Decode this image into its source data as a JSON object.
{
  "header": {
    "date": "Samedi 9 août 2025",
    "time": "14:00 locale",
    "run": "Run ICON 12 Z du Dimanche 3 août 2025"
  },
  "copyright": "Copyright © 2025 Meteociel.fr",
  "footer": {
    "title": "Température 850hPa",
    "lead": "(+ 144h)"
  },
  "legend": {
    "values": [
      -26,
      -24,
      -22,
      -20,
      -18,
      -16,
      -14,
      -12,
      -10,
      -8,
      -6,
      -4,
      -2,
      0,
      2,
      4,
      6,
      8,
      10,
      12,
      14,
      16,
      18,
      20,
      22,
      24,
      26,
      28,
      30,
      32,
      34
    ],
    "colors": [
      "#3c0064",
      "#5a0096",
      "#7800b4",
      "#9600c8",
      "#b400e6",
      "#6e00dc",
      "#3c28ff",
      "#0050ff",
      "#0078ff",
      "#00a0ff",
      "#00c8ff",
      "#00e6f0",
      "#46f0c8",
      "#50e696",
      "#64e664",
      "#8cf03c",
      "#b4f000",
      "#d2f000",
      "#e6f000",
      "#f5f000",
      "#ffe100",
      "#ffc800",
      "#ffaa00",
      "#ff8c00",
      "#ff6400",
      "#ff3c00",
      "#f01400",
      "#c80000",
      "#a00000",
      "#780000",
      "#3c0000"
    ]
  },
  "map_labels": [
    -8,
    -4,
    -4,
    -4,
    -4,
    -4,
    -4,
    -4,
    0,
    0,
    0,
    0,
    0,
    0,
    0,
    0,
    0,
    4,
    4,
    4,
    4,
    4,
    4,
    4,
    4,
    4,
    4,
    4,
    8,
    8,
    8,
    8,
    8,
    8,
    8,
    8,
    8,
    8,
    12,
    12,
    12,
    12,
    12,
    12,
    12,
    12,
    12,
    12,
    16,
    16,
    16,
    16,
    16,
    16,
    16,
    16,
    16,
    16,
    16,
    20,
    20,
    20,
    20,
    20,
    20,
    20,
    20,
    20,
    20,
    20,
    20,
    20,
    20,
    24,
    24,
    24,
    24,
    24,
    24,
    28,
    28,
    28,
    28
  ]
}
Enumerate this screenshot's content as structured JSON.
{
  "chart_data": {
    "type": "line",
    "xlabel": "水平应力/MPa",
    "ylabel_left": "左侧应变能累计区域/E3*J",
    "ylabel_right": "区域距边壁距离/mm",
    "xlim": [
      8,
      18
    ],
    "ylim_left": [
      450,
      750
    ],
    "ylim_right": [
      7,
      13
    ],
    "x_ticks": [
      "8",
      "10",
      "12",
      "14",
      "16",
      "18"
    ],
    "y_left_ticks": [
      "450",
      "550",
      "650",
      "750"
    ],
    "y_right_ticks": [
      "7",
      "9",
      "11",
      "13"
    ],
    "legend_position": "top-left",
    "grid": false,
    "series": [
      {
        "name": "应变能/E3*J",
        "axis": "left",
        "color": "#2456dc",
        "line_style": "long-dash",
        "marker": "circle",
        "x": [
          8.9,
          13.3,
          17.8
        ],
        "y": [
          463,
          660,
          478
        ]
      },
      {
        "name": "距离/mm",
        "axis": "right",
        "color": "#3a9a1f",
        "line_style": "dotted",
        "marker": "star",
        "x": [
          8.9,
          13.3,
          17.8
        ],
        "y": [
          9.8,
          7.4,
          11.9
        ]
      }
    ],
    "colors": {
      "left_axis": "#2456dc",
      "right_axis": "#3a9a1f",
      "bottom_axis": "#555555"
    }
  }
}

◆ **STATED TASK**
Recopy all the lines exactly as they appear.

◆ **RESPONSE TO THIS EXERCISE**
Decode this image into its source data as a JSON object.
{
  "header": {
    "date": "Samedi 9 août 2025",
    "time": "14:00 locale",
    "run": "Run ICON 12 Z du Dimanche 3 août 2025"
  },
  "copyright": "Copyright © 2025 Meteociel.fr",
  "footer": {
    "title": "Température 850hPa",
    "lead": "(+ 144h)"
  },
  "legend": {
    "values": [
      -26,
      -24,
      -22,
      -20,
      -18,
      -16,
      -14,
      -12,
      -10,
      -8,
      -6,
      -4,
      -2,
      0,
      2,
      4,
      6,
      8,
      10,
      12,
      14,
      16,
      18,
      20,
      22,
      24,
      26,
      28,
      30,
      32,
      34
    ],
    "colors": [
      "#3c0064",
      "#5a0096",
      "#7800b4",
      "#9600c8",
      "#b400e6",
      "#6e00dc",
      "#3c28ff",
      "#0050ff",
      "#0078ff",
      "#00a0ff",
      "#00c8ff",
      "#00e6f0",
      "#46f0c8",
      "#50e696",
      "#64e664",
      "#8cf03c",
      "#b4f000",
      "#d2f000",
      "#e6f000",
      "#f5f000",
      "#ffe100",
      "#ffc800",
      "#ffaa00",
      "#ff8c00",
      "#ff6400",
      "#ff3c00",
      "#f01400",
      "#c80000",
      "#a00000",
      "#780000",
      "#3c0000"
    ]
  },
  "map_labels": [
    -8,
    -4,
    -4,
    -4,
    -4,
    -4,
    -4,
    -4,
    0,
    0,
    0,
    0,
    0,
    0,
    0,
    0,
    0,
    4,
    4,
    4,
    4,
    4,
    4,
    4,
    4,
    4,
    4,
    4,
    8,
    8,
    8,
    8,
    8,
    8,
    8,
    8,
    8,
    8,
    12,
    12,
    12,
    12,
    12,
    12,
    12,
    12,
    12,
    12,
    16,
    16,
    16,
    16,
    16,
    16,
    16,
    16,
    16,
    16,
    16,
    20,
    20,
    20,
    20,
    20,
    20,
    20,
    20,
    20,
    20,
    20,
    20,
    20,
    20,
    24,
    24,
    24,
    24,
    24,
    24,
    28,
    28,
    28,
    28
  ]
}
Enumerate this screenshot's content as structured JSON.
{
  "chart_data": {
    "type": "line",
    "xlabel": "水平应力/MPa",
    "ylabel_left": "左侧应变能累计区域/E3*J",
    "ylabel_right": "区域距边壁距离/mm",
    "xlim": [
      8,
      18
    ],
    "ylim_left": [
      450,
      750
    ],
    "ylim_right": [
      7,
      13
    ],
    "x_ticks": [
      "8",
      "10",
      "12",
      "14",
      "16",
      "18"
    ],
    "y_left_ticks": [
      "450",
      "550",
      "650",
      "750"
    ],
    "y_right_ticks": [
      "7",
      "9",
      "11",
      "13"
    ],
    "legend_position": "top-left",
    "grid": false,
    "series": [
      {
        "name": "应变能/E3*J",
        "axis": "left",
        "color": "#2456dc",
        "line_style": "long-dash",
        "marker": "circle",
        "x": [
          8.9,
          13.3,
          17.8
        ],
        "y": [
          463,
          660,
          478
        ]
      },
      {
        "name": "距离/mm",
        "axis": "right",
        "color": "#3a9a1f",
        "line_style": "dotted",
        "marker": "star",
        "x": [
          8.9,
          13.3,
          17.8
        ],
        "y": [
          9.8,
          7.4,
          11.9
        ]
      }
    ],
    "colors": {
      "left_axis": "#2456dc",
      "right_axis": "#3a9a1f",
      "bottom_axis": "#555555"
    }
  }
}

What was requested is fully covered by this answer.